- **SHORT TASK**
Write out each line of the listing as it stands, without the images.

### RECORDS ###

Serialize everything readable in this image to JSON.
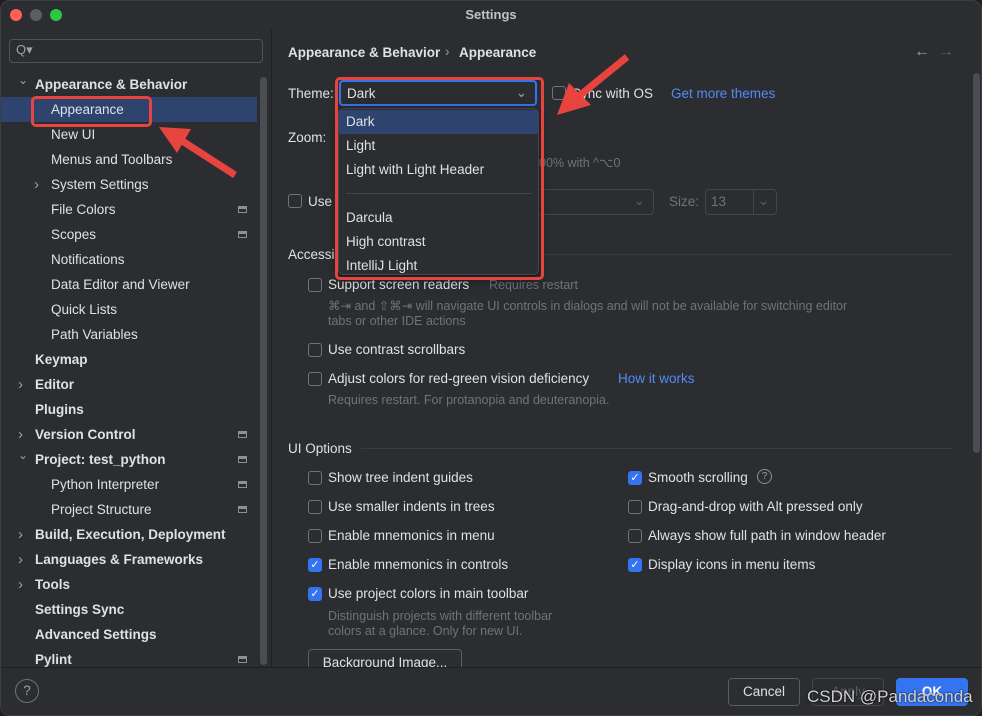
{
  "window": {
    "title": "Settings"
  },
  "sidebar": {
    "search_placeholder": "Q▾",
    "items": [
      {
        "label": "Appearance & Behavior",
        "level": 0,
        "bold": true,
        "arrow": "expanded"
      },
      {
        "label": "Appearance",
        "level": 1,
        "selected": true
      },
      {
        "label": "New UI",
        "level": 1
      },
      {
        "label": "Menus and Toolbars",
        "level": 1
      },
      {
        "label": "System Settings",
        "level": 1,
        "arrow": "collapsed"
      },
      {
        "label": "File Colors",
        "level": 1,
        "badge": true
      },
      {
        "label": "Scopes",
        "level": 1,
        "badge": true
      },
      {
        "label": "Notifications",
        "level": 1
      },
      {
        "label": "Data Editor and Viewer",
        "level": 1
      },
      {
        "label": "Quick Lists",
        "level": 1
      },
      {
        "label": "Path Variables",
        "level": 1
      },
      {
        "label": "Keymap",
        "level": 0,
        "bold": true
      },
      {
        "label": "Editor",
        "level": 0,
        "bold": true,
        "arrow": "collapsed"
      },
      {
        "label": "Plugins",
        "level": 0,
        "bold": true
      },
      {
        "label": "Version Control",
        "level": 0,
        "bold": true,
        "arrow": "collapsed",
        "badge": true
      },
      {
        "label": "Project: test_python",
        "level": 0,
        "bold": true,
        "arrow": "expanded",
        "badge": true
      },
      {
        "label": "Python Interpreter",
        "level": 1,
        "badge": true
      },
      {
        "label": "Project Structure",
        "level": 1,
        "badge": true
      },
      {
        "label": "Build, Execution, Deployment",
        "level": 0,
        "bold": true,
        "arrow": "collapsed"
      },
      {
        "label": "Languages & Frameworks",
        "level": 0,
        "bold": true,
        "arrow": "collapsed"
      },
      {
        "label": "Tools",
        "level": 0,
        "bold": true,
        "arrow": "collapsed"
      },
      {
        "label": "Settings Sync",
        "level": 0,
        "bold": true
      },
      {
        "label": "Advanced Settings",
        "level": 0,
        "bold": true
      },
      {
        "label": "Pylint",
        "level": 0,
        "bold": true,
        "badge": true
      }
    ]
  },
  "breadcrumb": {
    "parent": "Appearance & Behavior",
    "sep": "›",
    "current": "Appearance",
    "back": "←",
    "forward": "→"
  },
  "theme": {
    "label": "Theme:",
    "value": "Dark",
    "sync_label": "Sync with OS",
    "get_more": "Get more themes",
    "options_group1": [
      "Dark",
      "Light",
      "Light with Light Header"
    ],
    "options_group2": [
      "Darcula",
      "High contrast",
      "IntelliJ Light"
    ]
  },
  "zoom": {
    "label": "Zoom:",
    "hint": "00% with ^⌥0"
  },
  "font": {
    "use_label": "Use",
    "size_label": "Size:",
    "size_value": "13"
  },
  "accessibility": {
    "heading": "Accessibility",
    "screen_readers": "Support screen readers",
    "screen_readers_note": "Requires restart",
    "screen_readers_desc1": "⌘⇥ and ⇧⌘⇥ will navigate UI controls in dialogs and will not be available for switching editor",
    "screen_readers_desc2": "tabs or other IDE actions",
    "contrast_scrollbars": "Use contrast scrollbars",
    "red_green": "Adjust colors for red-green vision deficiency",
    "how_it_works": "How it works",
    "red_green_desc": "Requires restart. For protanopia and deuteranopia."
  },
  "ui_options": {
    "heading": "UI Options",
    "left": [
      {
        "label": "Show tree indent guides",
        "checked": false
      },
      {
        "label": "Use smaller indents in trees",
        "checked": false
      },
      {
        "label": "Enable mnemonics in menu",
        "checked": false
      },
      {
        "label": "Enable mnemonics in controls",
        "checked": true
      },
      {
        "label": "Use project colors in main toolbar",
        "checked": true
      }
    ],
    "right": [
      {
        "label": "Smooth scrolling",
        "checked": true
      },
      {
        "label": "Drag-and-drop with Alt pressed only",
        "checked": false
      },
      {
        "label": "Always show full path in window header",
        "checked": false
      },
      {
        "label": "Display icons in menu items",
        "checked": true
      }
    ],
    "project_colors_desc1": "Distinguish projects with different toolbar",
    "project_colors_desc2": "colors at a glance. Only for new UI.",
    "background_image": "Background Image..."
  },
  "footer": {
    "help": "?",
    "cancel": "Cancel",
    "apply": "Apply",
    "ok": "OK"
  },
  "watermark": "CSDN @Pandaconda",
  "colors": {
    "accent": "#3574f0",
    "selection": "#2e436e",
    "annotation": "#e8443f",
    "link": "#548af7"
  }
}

###

- **TASK RESULT**
Serialize everything readable in this image to JSON.
{
  "window": {
    "title": "Settings"
  },
  "sidebar": {
    "search_placeholder": "Q▾",
    "items": [
      {
        "label": "Appearance & Behavior",
        "level": 0,
        "bold": true,
        "arrow": "expanded"
      },
      {
        "label": "Appearance",
        "level": 1,
        "selected": true
      },
      {
        "label": "New UI",
        "level": 1
      },
      {
        "label": "Menus and Toolbars",
        "level": 1
      },
      {
        "label": "System Settings",
        "level": 1,
        "arrow": "collapsed"
      },
      {
        "label": "File Colors",
        "level": 1,
        "badge": true
      },
      {
        "label": "Scopes",
        "level": 1,
        "badge": true
      },
      {
        "label": "Notifications",
        "level": 1
      },
      {
        "label": "Data Editor and Viewer",
        "level": 1
      },
      {
        "label": "Quick Lists",
        "level": 1
      },
      {
        "label": "Path Variables",
        "level": 1
      },
      {
        "label": "Keymap",
        "level": 0,
        "bold": true
      },
      {
        "label": "Editor",
        "level": 0,
        "bold": true,
        "arrow": "collapsed"
      },
      {
        "label": "Plugins",
        "level": 0,
        "bold": true
      },
      {
        "label": "Version Control",
        "level": 0,
        "bold": true,
        "arrow": "collapsed",
        "badge": true
      },
      {
        "label": "Project: test_python",
        "level": 0,
        "bold": true,
        "arrow": "expanded",
        "badge": true
      },
      {
        "label": "Python Interpreter",
        "level": 1,
        "badge": true
      },
      {
        "label": "Project Structure",
        "level": 1,
        "badge": true
      },
      {
        "label": "Build, Execution, Deployment",
        "level": 0,
        "bold": true,
        "arrow": "collapsed"
      },
      {
        "label": "Languages & Frameworks",
        "level": 0,
        "bold": true,
        "arrow": "collapsed"
      },
      {
        "label": "Tools",
        "level": 0,
        "bold": true,
        "arrow": "collapsed"
      },
      {
        "label": "Settings Sync",
        "level": 0,
        "bold": true
      },
      {
        "label": "Advanced Settings",
        "level": 0,
        "bold": true
      },
      {
        "label": "Pylint",
        "level": 0,
        "bold": true,
        "badge": true
      }
    ]
  },
  "breadcrumb": {
    "parent": "Appearance & Behavior",
    "sep": "›",
    "current": "Appearance",
    "back": "←",
    "forward": "→"
  },
  "theme": {
    "label": "Theme:",
    "value": "Dark",
    "sync_label": "Sync with OS",
    "get_more": "Get more themes",
    "options_group1": [
      "Dark",
      "Light",
      "Light with Light Header"
    ],
    "options_group2": [
      "Darcula",
      "High contrast",
      "IntelliJ Light"
    ]
  },
  "zoom": {
    "label": "Zoom:",
    "hint": "00% with ^⌥0"
  },
  "font": {
    "use_label": "Use",
    "size_label": "Size:",
    "size_value": "13"
  },
  "accessibility": {
    "heading": "Accessibility",
    "screen_readers": "Support screen readers",
    "screen_readers_note": "Requires restart",
    "screen_readers_desc1": "⌘⇥ and ⇧⌘⇥ will navigate UI controls in dialogs and will not be available for switching editor",
    "screen_readers_desc2": "tabs or other IDE actions",
    "contrast_scrollbars": "Use contrast scrollbars",
    "red_green": "Adjust colors for red-green vision deficiency",
    "how_it_works": "How it works",
    "red_green_desc": "Requires restart. For protanopia and deuteranopia."
  },
  "ui_options": {
    "heading": "UI Options",
    "left": [
      {
        "label": "Show tree indent guides",
        "checked": false
      },
      {
        "label": "Use smaller indents in trees",
        "checked": false
      },
      {
        "label": "Enable mnemonics in menu",
        "checked": false
      },
      {
        "label": "Enable mnemonics in controls",
        "checked": true
      },
      {
        "label": "Use project colors in main toolbar",
        "checked": true
      }
    ],
    "right": [
      {
        "label": "Smooth scrolling",
        "checked": true
      },
      {
        "label": "Drag-and-drop with Alt pressed only",
        "checked": false
      },
      {
        "label": "Always show full path in window header",
        "checked": false
      },
      {
        "label": "Display icons in menu items",
        "checked": true
      }
    ],
    "project_colors_desc1": "Distinguish projects with different toolbar",
    "project_colors_desc2": "colors at a glance. Only for new UI.",
    "background_image": "Background Image..."
  },
  "footer": {
    "help": "?",
    "cancel": "Cancel",
    "apply": "Apply",
    "ok": "OK"
  },
  "watermark": "CSDN @Pandaconda",
  "colors": {
    "accent": "#3574f0",
    "selection": "#2e436e",
    "annotation": "#e8443f",
    "link": "#548af7"
  }
}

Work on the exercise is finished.